# START OF Supplied data

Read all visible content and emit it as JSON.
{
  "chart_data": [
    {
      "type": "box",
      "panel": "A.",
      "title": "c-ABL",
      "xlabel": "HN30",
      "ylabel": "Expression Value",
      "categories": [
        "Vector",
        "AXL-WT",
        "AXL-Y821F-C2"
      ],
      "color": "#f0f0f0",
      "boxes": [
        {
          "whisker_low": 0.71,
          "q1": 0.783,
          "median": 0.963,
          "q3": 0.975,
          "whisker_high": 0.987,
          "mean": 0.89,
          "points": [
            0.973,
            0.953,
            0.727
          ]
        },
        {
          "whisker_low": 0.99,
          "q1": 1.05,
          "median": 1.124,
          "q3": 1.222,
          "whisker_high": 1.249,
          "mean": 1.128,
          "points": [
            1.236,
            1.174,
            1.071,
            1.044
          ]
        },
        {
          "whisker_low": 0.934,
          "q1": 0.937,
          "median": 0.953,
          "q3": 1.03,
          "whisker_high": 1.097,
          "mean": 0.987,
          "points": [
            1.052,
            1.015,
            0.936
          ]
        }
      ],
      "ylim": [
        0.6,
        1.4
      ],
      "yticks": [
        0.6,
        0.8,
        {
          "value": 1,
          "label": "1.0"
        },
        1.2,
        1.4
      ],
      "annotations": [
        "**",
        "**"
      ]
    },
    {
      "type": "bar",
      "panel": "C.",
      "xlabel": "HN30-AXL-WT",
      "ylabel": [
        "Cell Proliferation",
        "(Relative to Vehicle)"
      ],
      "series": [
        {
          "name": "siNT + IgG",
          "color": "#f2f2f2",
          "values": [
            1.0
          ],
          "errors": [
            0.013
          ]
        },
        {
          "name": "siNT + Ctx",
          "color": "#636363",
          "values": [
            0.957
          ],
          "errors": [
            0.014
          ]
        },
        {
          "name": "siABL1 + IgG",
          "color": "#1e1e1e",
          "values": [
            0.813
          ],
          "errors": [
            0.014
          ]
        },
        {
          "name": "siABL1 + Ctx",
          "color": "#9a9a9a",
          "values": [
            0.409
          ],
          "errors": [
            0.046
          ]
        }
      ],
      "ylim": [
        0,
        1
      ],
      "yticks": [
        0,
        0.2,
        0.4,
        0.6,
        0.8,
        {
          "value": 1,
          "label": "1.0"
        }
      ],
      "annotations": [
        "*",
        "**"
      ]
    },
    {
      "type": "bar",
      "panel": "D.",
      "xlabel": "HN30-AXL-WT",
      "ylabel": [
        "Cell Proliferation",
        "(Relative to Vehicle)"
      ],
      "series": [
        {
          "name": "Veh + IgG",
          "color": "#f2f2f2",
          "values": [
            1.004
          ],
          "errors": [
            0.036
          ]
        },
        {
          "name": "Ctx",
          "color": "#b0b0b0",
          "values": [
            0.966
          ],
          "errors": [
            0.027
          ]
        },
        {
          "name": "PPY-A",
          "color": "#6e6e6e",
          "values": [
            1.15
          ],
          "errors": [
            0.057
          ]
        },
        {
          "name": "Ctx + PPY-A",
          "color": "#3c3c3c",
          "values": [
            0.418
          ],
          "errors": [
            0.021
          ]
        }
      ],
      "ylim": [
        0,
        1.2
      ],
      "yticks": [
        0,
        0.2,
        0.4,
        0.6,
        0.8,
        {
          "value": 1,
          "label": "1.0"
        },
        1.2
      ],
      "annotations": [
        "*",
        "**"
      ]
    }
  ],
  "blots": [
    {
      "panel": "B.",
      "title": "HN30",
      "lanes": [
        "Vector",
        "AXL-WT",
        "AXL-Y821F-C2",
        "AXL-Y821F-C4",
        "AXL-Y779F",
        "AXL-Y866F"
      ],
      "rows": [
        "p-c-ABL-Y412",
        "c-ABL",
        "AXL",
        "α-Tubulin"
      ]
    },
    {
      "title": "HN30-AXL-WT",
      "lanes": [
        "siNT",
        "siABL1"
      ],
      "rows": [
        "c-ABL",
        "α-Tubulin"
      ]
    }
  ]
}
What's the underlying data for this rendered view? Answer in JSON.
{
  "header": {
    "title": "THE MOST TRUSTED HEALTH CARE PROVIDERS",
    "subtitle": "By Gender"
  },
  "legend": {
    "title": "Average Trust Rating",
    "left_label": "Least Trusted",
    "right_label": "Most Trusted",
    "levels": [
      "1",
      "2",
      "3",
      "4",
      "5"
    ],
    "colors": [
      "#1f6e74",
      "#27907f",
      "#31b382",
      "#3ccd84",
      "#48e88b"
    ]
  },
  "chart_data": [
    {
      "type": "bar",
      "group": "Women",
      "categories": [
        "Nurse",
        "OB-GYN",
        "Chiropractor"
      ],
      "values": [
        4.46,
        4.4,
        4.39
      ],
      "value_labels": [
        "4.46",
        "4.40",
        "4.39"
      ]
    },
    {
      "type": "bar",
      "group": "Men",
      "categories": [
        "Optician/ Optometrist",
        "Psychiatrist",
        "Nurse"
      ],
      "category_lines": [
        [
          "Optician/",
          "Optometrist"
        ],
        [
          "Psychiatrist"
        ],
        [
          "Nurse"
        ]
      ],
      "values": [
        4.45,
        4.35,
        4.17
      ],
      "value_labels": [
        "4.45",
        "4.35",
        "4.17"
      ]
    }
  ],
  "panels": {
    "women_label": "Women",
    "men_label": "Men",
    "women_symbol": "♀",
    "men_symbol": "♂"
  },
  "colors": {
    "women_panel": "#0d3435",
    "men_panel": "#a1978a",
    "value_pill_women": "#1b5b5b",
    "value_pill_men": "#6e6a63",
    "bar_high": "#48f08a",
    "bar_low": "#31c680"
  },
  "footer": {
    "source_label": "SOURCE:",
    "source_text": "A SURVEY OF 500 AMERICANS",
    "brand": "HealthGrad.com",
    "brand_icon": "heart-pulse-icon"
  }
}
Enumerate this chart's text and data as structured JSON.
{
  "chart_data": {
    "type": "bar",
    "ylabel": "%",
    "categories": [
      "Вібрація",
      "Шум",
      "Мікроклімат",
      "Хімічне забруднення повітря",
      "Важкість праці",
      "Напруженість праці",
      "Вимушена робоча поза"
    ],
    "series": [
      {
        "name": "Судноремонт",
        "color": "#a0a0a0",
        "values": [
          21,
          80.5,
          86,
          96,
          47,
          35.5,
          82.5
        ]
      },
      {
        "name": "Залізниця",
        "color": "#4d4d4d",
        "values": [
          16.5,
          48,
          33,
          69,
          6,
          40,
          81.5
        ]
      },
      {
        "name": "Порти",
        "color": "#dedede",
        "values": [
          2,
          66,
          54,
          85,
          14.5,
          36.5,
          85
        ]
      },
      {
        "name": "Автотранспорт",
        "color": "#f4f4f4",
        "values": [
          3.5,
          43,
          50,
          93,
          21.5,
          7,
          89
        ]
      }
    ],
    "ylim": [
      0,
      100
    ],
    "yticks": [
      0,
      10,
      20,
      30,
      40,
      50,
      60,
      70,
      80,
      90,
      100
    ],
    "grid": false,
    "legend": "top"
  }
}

# END OF Supplied data

Quote the listing in full, please, keeping every line exact.

Read all visible content and emit it as JSON.
{
  "chart_data": [
    {
      "type": "box",
      "panel": "A.",
      "title": "c-ABL",
      "xlabel": "HN30",
      "ylabel": "Expression Value",
      "categories": [
        "Vector",
        "AXL-WT",
        "AXL-Y821F-C2"
      ],
      "color": "#f0f0f0",
      "boxes": [
        {
          "whisker_low": 0.71,
          "q1": 0.783,
          "median": 0.963,
          "q3": 0.975,
          "whisker_high": 0.987,
          "mean": 0.89,
          "points": [
            0.973,
            0.953,
            0.727
          ]
        },
        {
          "whisker_low": 0.99,
          "q1": 1.05,
          "median": 1.124,
          "q3": 1.222,
          "whisker_high": 1.249,
          "mean": 1.128,
          "points": [
            1.236,
            1.174,
            1.071,
            1.044
          ]
        },
        {
          "whisker_low": 0.934,
          "q1": 0.937,
          "median": 0.953,
          "q3": 1.03,
          "whisker_high": 1.097,
          "mean": 0.987,
          "points": [
            1.052,
            1.015,
            0.936
          ]
        }
      ],
      "ylim": [
        0.6,
        1.4
      ],
      "yticks": [
        0.6,
        0.8,
        {
          "value": 1,
          "label": "1.0"
        },
        1.2,
        1.4
      ],
      "annotations": [
        "**",
        "**"
      ]
    },
    {
      "type": "bar",
      "panel": "C.",
      "xlabel": "HN30-AXL-WT",
      "ylabel": [
        "Cell Proliferation",
        "(Relative to Vehicle)"
      ],
      "series": [
        {
          "name": "siNT + IgG",
          "color": "#f2f2f2",
          "values": [
            1.0
          ],
          "errors": [
            0.013
          ]
        },
        {
          "name": "siNT + Ctx",
          "color": "#636363",
          "values": [
            0.957
          ],
          "errors": [
            0.014
          ]
        },
        {
          "name": "siABL1 + IgG",
          "color": "#1e1e1e",
          "values": [
            0.813
          ],
          "errors": [
            0.014
          ]
        },
        {
          "name": "siABL1 + Ctx",
          "color": "#9a9a9a",
          "values": [
            0.409
          ],
          "errors": [
            0.046
          ]
        }
      ],
      "ylim": [
        0,
        1
      ],
      "yticks": [
        0,
        0.2,
        0.4,
        0.6,
        0.8,
        {
          "value": 1,
          "label": "1.0"
        }
      ],
      "annotations": [
        "*",
        "**"
      ]
    },
    {
      "type": "bar",
      "panel": "D.",
      "xlabel": "HN30-AXL-WT",
      "ylabel": [
        "Cell Proliferation",
        "(Relative to Vehicle)"
      ],
      "series": [
        {
          "name": "Veh + IgG",
          "color": "#f2f2f2",
          "values": [
            1.004
          ],
          "errors": [
            0.036
          ]
        },
        {
          "name": "Ctx",
          "color": "#b0b0b0",
          "values": [
            0.966
          ],
          "errors": [
            0.027
          ]
        },
        {
          "name": "PPY-A",
          "color": "#6e6e6e",
          "values": [
            1.15
          ],
          "errors": [
            0.057
          ]
        },
        {
          "name": "Ctx + PPY-A",
          "color": "#3c3c3c",
          "values": [
            0.418
          ],
          "errors": [
            0.021
          ]
        }
      ],
      "ylim": [
        0,
        1.2
      ],
      "yticks": [
        0,
        0.2,
        0.4,
        0.6,
        0.8,
        {
          "value": 1,
          "label": "1.0"
        },
        1.2
      ],
      "annotations": [
        "*",
        "**"
      ]
    }
  ],
  "blots": [
    {
      "panel": "B.",
      "title": "HN30",
      "lanes": [
        "Vector",
        "AXL-WT",
        "AXL-Y821F-C2",
        "AXL-Y821F-C4",
        "AXL-Y779F",
        "AXL-Y866F"
      ],
      "rows": [
        "p-c-ABL-Y412",
        "c-ABL",
        "AXL",
        "α-Tubulin"
      ]
    },
    {
      "title": "HN30-AXL-WT",
      "lanes": [
        "siNT",
        "siABL1"
      ],
      "rows": [
        "c-ABL",
        "α-Tubulin"
      ]
    }
  ]
}
What's the underlying data for this rendered view? Answer in JSON.
{
  "header": {
    "title": "THE MOST TRUSTED HEALTH CARE PROVIDERS",
    "subtitle": "By Gender"
  },
  "legend": {
    "title": "Average Trust Rating",
    "left_label": "Least Trusted",
    "right_label": "Most Trusted",
    "levels": [
      "1",
      "2",
      "3",
      "4",
      "5"
    ],
    "colors": [
      "#1f6e74",
      "#27907f",
      "#31b382",
      "#3ccd84",
      "#48e88b"
    ]
  },
  "chart_data": [
    {
      "type": "bar",
      "group": "Women",
      "categories": [
        "Nurse",
        "OB-GYN",
        "Chiropractor"
      ],
      "values": [
        4.46,
        4.4,
        4.39
      ],
      "value_labels": [
        "4.46",
        "4.40",
        "4.39"
      ]
    },
    {
      "type": "bar",
      "group": "Men",
      "categories": [
        "Optician/ Optometrist",
        "Psychiatrist",
        "Nurse"
      ],
      "category_lines": [
        [
          "Optician/",
          "Optometrist"
        ],
        [
          "Psychiatrist"
        ],
        [
          "Nurse"
        ]
      ],
      "values": [
        4.45,
        4.35,
        4.17
      ],
      "value_labels": [
        "4.45",
        "4.35",
        "4.17"
      ]
    }
  ],
  "panels": {
    "women_label": "Women",
    "men_label": "Men",
    "women_symbol": "♀",
    "men_symbol": "♂"
  },
  "colors": {
    "women_panel": "#0d3435",
    "men_panel": "#a1978a",
    "value_pill_women": "#1b5b5b",
    "value_pill_men": "#6e6a63",
    "bar_high": "#48f08a",
    "bar_low": "#31c680"
  },
  "footer": {
    "source_label": "SOURCE:",
    "source_text": "A SURVEY OF 500 AMERICANS",
    "brand": "HealthGrad.com",
    "brand_icon": "heart-pulse-icon"
  }
}
Enumerate this chart's text and data as structured JSON.
{
  "chart_data": {
    "type": "bar",
    "ylabel": "%",
    "categories": [
      "Вібрація",
      "Шум",
      "Мікроклімат",
      "Хімічне забруднення повітря",
      "Важкість праці",
      "Напруженість праці",
      "Вимушена робоча поза"
    ],
    "series": [
      {
        "name": "Судноремонт",
        "color": "#a0a0a0",
        "values": [
          21,
          80.5,
          86,
          96,
          47,
          35.5,
          82.5
        ]
      },
      {
        "name": "Залізниця",
        "color": "#4d4d4d",
        "values": [
          16.5,
          48,
          33,
          69,
          6,
          40,
          81.5
        ]
      },
      {
        "name": "Порти",
        "color": "#dedede",
        "values": [
          2,
          66,
          54,
          85,
          14.5,
          36.5,
          85
        ]
      },
      {
        "name": "Автотранспорт",
        "color": "#f4f4f4",
        "values": [
          3.5,
          43,
          50,
          93,
          21.5,
          7,
          89
        ]
      }
    ],
    "ylim": [
      0,
      100
    ],
    "yticks": [
      0,
      10,
      20,
      30,
      40,
      50,
      60,
      70,
      80,
      90,
      100
    ],
    "grid": false,
    "legend": "top"
  }
}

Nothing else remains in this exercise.